**** Data
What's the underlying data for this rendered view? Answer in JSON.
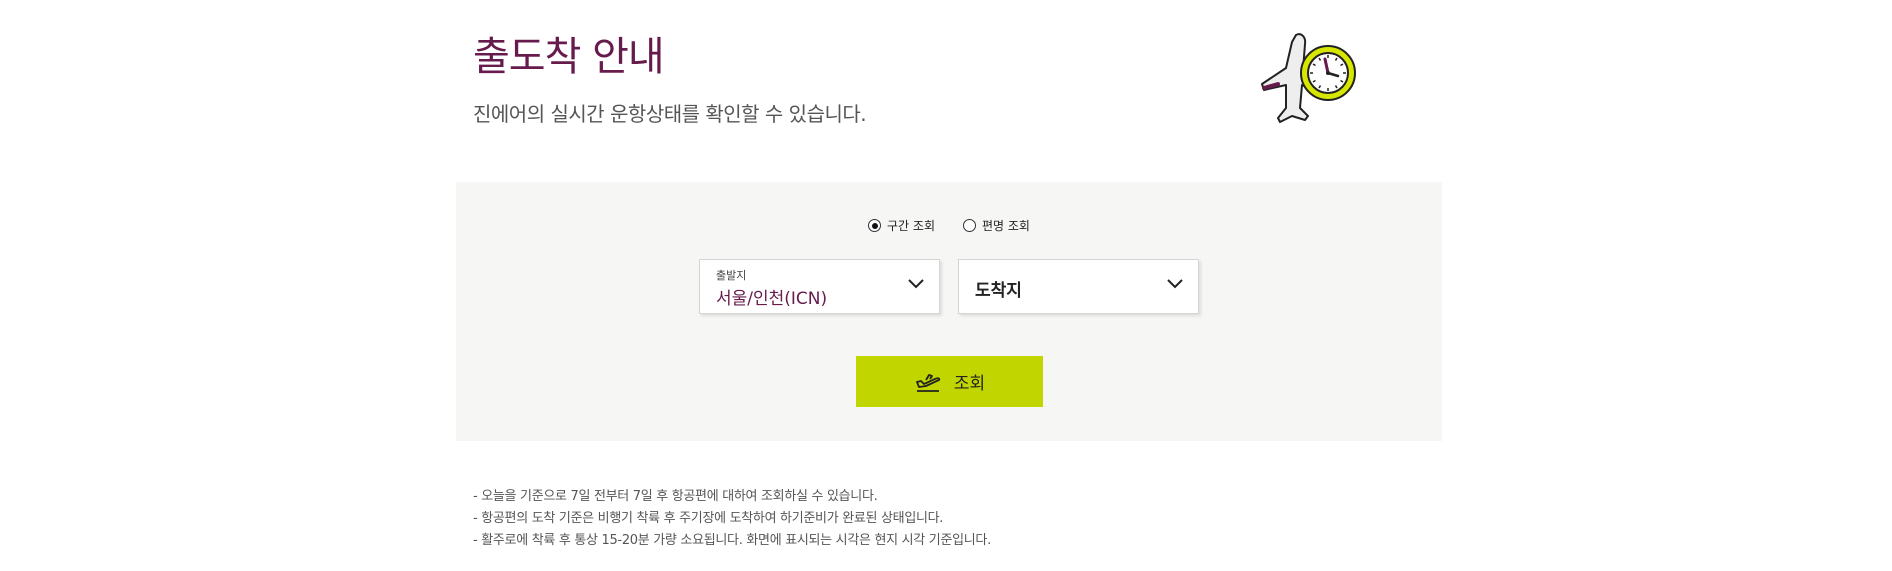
{
  "page": {
    "title": "출도착 안내",
    "subtitle": "진에어의 실시간 운항상태를 확인할 수 있습니다."
  },
  "search": {
    "modes": [
      {
        "label": "구간 조회",
        "selected": true
      },
      {
        "label": "편명 조회",
        "selected": false
      }
    ],
    "departure": {
      "label": "출발지",
      "value": "서울/인천(ICN)"
    },
    "arrival": {
      "placeholder": "도착지"
    },
    "button_label": "조회"
  },
  "notes": [
    "- 오늘을 기준으로 7일 전부터 7일 후 항공편에 대하여 조회하실 수 있습니다.",
    "- 항공편의 도착 기준은 비행기 착륙 후 주기장에 도착하여 하기준비가 완료된 상태입니다.",
    "- 활주로에 착륙 후 통상 15-20분 가량 소요됩니다. 화면에 표시되는 시각은 현지 시각 기준입니다."
  ],
  "colors": {
    "brand": "#661b4c",
    "accent": "#c1d600",
    "panel_bg": "#f6f6f4"
  }
}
********
Copy out each record shown above without alteration, skipping any picture.

▶ **Response to the task**
What's the underlying data for this rendered view? Answer in JSON.
{
  "page": {
    "title": "출도착 안내",
    "subtitle": "진에어의 실시간 운항상태를 확인할 수 있습니다."
  },
  "search": {
    "modes": [
      {
        "label": "구간 조회",
        "selected": true
      },
      {
        "label": "편명 조회",
        "selected": false
      }
    ],
    "departure": {
      "label": "출발지",
      "value": "서울/인천(ICN)"
    },
    "arrival": {
      "placeholder": "도착지"
    },
    "button_label": "조회"
  },
  "notes": [
    "- 오늘을 기준으로 7일 전부터 7일 후 항공편에 대하여 조회하실 수 있습니다.",
    "- 항공편의 도착 기준은 비행기 착륙 후 주기장에 도착하여 하기준비가 완료된 상태입니다.",
    "- 활주로에 착륙 후 통상 15-20분 가량 소요됩니다. 화면에 표시되는 시각은 현지 시각 기준입니다."
  ],
  "colors": {
    "brand": "#661b4c",
    "accent": "#c1d600",
    "panel_bg": "#f6f6f4"
  }
}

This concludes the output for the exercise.